Stored data
^^^^

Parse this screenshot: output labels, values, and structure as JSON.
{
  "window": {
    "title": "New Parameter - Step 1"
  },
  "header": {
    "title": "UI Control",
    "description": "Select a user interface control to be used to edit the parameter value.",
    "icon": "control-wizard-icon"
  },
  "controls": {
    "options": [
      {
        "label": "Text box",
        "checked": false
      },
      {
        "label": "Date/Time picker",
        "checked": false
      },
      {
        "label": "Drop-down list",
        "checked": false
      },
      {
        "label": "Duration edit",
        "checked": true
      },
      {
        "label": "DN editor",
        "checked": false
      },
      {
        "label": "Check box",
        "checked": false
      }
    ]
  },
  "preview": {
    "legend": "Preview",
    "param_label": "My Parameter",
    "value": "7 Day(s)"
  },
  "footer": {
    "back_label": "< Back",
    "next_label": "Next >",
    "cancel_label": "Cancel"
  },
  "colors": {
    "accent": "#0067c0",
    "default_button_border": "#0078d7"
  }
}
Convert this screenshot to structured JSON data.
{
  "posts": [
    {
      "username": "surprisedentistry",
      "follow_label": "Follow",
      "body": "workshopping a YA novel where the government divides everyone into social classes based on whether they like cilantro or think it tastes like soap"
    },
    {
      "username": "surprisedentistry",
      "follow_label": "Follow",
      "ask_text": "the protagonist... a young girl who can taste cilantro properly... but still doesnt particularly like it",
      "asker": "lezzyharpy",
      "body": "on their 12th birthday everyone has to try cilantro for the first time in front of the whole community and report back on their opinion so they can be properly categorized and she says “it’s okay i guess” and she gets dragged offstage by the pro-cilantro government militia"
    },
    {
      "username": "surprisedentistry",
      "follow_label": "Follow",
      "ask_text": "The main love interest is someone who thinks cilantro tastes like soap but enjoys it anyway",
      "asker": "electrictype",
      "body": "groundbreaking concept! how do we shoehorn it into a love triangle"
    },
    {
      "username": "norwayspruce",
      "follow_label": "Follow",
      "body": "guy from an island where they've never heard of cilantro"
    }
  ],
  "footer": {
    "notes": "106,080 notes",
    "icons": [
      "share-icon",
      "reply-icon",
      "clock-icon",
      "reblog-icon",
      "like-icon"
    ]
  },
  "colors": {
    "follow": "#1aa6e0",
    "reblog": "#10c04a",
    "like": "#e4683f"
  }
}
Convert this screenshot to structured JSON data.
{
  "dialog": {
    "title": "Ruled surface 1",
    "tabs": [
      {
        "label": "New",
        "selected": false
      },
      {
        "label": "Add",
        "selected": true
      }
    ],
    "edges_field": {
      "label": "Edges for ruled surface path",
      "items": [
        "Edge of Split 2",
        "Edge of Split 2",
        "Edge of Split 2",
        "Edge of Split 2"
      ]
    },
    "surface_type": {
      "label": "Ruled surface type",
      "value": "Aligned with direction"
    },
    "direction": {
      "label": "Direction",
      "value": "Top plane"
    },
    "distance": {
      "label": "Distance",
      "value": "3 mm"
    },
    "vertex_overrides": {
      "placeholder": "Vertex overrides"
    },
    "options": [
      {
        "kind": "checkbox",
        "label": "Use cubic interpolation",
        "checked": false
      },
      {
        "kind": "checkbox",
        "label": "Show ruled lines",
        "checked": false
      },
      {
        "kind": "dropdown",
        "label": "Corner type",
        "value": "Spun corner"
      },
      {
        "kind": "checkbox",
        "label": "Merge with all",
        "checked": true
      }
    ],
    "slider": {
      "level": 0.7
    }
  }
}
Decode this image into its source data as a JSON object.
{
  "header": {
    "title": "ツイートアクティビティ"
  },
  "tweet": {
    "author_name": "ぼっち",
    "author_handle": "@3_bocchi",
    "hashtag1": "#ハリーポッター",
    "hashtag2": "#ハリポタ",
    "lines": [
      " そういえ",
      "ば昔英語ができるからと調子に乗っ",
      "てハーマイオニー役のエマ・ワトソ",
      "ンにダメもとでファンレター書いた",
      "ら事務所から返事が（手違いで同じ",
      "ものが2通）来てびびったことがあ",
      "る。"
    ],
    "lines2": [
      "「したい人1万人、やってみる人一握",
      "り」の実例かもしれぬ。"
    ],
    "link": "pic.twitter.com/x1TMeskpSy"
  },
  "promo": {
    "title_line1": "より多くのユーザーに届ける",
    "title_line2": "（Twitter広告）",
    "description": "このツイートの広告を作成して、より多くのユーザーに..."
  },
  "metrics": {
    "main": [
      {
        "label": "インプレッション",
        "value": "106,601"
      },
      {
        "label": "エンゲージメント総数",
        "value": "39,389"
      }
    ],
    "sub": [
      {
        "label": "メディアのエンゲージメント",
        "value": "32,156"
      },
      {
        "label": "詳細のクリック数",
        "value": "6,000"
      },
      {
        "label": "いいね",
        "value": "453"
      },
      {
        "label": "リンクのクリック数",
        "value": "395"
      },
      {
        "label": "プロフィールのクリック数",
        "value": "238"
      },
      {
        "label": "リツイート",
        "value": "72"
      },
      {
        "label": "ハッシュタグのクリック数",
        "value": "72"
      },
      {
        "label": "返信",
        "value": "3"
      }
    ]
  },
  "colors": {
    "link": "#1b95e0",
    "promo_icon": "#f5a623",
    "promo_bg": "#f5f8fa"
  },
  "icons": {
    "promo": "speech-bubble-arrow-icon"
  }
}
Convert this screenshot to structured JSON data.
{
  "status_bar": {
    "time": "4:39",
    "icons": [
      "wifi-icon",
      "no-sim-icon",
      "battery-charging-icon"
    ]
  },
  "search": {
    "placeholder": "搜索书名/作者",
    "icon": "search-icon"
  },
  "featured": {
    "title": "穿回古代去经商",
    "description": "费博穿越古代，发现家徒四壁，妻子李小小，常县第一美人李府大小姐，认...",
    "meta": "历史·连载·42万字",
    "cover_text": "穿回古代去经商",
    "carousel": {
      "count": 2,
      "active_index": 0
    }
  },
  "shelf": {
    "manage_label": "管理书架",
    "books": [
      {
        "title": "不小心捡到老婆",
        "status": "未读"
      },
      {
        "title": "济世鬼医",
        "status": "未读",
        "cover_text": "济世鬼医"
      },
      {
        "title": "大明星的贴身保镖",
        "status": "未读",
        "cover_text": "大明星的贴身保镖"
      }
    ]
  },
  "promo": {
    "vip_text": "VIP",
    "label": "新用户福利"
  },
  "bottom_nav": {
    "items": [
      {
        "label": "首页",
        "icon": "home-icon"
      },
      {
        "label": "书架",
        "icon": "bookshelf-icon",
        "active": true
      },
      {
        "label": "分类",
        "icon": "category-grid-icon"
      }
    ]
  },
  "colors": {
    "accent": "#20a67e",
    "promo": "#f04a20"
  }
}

^^^^

> _PROBLEM STATEMENT_:
Repeat every line of the material exactly as given.

> _COMPLETE RESPONSE_:
Parse this screenshot: output labels, values, and structure as JSON.
{
  "window": {
    "title": "New Parameter - Step 1"
  },
  "header": {
    "title": "UI Control",
    "description": "Select a user interface control to be used to edit the parameter value.",
    "icon": "control-wizard-icon"
  },
  "controls": {
    "options": [
      {
        "label": "Text box",
        "checked": false
      },
      {
        "label": "Date/Time picker",
        "checked": false
      },
      {
        "label": "Drop-down list",
        "checked": false
      },
      {
        "label": "Duration edit",
        "checked": true
      },
      {
        "label": "DN editor",
        "checked": false
      },
      {
        "label": "Check box",
        "checked": false
      }
    ]
  },
  "preview": {
    "legend": "Preview",
    "param_label": "My Parameter",
    "value": "7 Day(s)"
  },
  "footer": {
    "back_label": "< Back",
    "next_label": "Next >",
    "cancel_label": "Cancel"
  },
  "colors": {
    "accent": "#0067c0",
    "default_button_border": "#0078d7"
  }
}
Convert this screenshot to structured JSON data.
{
  "posts": [
    {
      "username": "surprisedentistry",
      "follow_label": "Follow",
      "body": "workshopping a YA novel where the government divides everyone into social classes based on whether they like cilantro or think it tastes like soap"
    },
    {
      "username": "surprisedentistry",
      "follow_label": "Follow",
      "ask_text": "the protagonist... a young girl who can taste cilantro properly... but still doesnt particularly like it",
      "asker": "lezzyharpy",
      "body": "on their 12th birthday everyone has to try cilantro for the first time in front of the whole community and report back on their opinion so they can be properly categorized and she says “it’s okay i guess” and she gets dragged offstage by the pro-cilantro government militia"
    },
    {
      "username": "surprisedentistry",
      "follow_label": "Follow",
      "ask_text": "The main love interest is someone who thinks cilantro tastes like soap but enjoys it anyway",
      "asker": "electrictype",
      "body": "groundbreaking concept! how do we shoehorn it into a love triangle"
    },
    {
      "username": "norwayspruce",
      "follow_label": "Follow",
      "body": "guy from an island where they've never heard of cilantro"
    }
  ],
  "footer": {
    "notes": "106,080 notes",
    "icons": [
      "share-icon",
      "reply-icon",
      "clock-icon",
      "reblog-icon",
      "like-icon"
    ]
  },
  "colors": {
    "follow": "#1aa6e0",
    "reblog": "#10c04a",
    "like": "#e4683f"
  }
}
Convert this screenshot to structured JSON data.
{
  "dialog": {
    "title": "Ruled surface 1",
    "tabs": [
      {
        "label": "New",
        "selected": false
      },
      {
        "label": "Add",
        "selected": true
      }
    ],
    "edges_field": {
      "label": "Edges for ruled surface path",
      "items": [
        "Edge of Split 2",
        "Edge of Split 2",
        "Edge of Split 2",
        "Edge of Split 2"
      ]
    },
    "surface_type": {
      "label": "Ruled surface type",
      "value": "Aligned with direction"
    },
    "direction": {
      "label": "Direction",
      "value": "Top plane"
    },
    "distance": {
      "label": "Distance",
      "value": "3 mm"
    },
    "vertex_overrides": {
      "placeholder": "Vertex overrides"
    },
    "options": [
      {
        "kind": "checkbox",
        "label": "Use cubic interpolation",
        "checked": false
      },
      {
        "kind": "checkbox",
        "label": "Show ruled lines",
        "checked": false
      },
      {
        "kind": "dropdown",
        "label": "Corner type",
        "value": "Spun corner"
      },
      {
        "kind": "checkbox",
        "label": "Merge with all",
        "checked": true
      }
    ],
    "slider": {
      "level": 0.7
    }
  }
}
Decode this image into its source data as a JSON object.
{
  "header": {
    "title": "ツイートアクティビティ"
  },
  "tweet": {
    "author_name": "ぼっち",
    "author_handle": "@3_bocchi",
    "hashtag1": "#ハリーポッター",
    "hashtag2": "#ハリポタ",
    "lines": [
      " そういえ",
      "ば昔英語ができるからと調子に乗っ",
      "てハーマイオニー役のエマ・ワトソ",
      "ンにダメもとでファンレター書いた",
      "ら事務所から返事が（手違いで同じ",
      "ものが2通）来てびびったことがあ",
      "る。"
    ],
    "lines2": [
      "「したい人1万人、やってみる人一握",
      "り」の実例かもしれぬ。"
    ],
    "link": "pic.twitter.com/x1TMeskpSy"
  },
  "promo": {
    "title_line1": "より多くのユーザーに届ける",
    "title_line2": "（Twitter広告）",
    "description": "このツイートの広告を作成して、より多くのユーザーに..."
  },
  "metrics": {
    "main": [
      {
        "label": "インプレッション",
        "value": "106,601"
      },
      {
        "label": "エンゲージメント総数",
        "value": "39,389"
      }
    ],
    "sub": [
      {
        "label": "メディアのエンゲージメント",
        "value": "32,156"
      },
      {
        "label": "詳細のクリック数",
        "value": "6,000"
      },
      {
        "label": "いいね",
        "value": "453"
      },
      {
        "label": "リンクのクリック数",
        "value": "395"
      },
      {
        "label": "プロフィールのクリック数",
        "value": "238"
      },
      {
        "label": "リツイート",
        "value": "72"
      },
      {
        "label": "ハッシュタグのクリック数",
        "value": "72"
      },
      {
        "label": "返信",
        "value": "3"
      }
    ]
  },
  "colors": {
    "link": "#1b95e0",
    "promo_icon": "#f5a623",
    "promo_bg": "#f5f8fa"
  },
  "icons": {
    "promo": "speech-bubble-arrow-icon"
  }
}
Convert this screenshot to structured JSON data.
{
  "status_bar": {
    "time": "4:39",
    "icons": [
      "wifi-icon",
      "no-sim-icon",
      "battery-charging-icon"
    ]
  },
  "search": {
    "placeholder": "搜索书名/作者",
    "icon": "search-icon"
  },
  "featured": {
    "title": "穿回古代去经商",
    "description": "费博穿越古代，发现家徒四壁，妻子李小小，常县第一美人李府大小姐，认...",
    "meta": "历史·连载·42万字",
    "cover_text": "穿回古代去经商",
    "carousel": {
      "count": 2,
      "active_index": 0
    }
  },
  "shelf": {
    "manage_label": "管理书架",
    "books": [
      {
        "title": "不小心捡到老婆",
        "status": "未读"
      },
      {
        "title": "济世鬼医",
        "status": "未读",
        "cover_text": "济世鬼医"
      },
      {
        "title": "大明星的贴身保镖",
        "status": "未读",
        "cover_text": "大明星的贴身保镖"
      }
    ]
  },
  "promo": {
    "vip_text": "VIP",
    "label": "新用户福利"
  },
  "bottom_nav": {
    "items": [
      {
        "label": "首页",
        "icon": "home-icon"
      },
      {
        "label": "书架",
        "icon": "bookshelf-icon",
        "active": true
      },
      {
        "label": "分类",
        "icon": "category-grid-icon"
      }
    ]
  },
  "colors": {
    "accent": "#20a67e",
    "promo": "#f04a20"
  }
}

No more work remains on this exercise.